### DATA EXCERPTS:
::::

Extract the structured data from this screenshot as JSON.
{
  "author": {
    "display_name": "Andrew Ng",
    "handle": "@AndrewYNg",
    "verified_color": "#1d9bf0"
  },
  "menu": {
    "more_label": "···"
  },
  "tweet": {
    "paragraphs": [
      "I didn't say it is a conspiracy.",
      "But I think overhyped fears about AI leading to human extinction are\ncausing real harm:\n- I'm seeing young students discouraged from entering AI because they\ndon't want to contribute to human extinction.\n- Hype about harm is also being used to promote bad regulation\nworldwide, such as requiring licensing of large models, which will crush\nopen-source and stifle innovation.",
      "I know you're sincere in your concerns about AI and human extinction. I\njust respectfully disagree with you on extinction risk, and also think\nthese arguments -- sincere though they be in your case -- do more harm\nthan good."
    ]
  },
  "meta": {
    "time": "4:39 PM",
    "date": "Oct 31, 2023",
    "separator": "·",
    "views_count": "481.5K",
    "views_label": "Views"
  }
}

::::

### EXERCISE BRIEF:
Write down the full listing again, exactly.

### RESULT FOR THIS EXERCISE:
Extract the structured data from this screenshot as JSON.
{
  "author": {
    "display_name": "Andrew Ng",
    "handle": "@AndrewYNg",
    "verified_color": "#1d9bf0"
  },
  "menu": {
    "more_label": "···"
  },
  "tweet": {
    "paragraphs": [
      "I didn't say it is a conspiracy.",
      "But I think overhyped fears about AI leading to human extinction are\ncausing real harm:\n- I'm seeing young students discouraged from entering AI because they\ndon't want to contribute to human extinction.\n- Hype about harm is also being used to promote bad regulation\nworldwide, such as requiring licensing of large models, which will crush\nopen-source and stifle innovation.",
      "I know you're sincere in your concerns about AI and human extinction. I\njust respectfully disagree with you on extinction risk, and also think\nthese arguments -- sincere though they be in your case -- do more harm\nthan good."
    ]
  },
  "meta": {
    "time": "4:39 PM",
    "date": "Oct 31, 2023",
    "separator": "·",
    "views_count": "481.5K",
    "views_label": "Views"
  }
}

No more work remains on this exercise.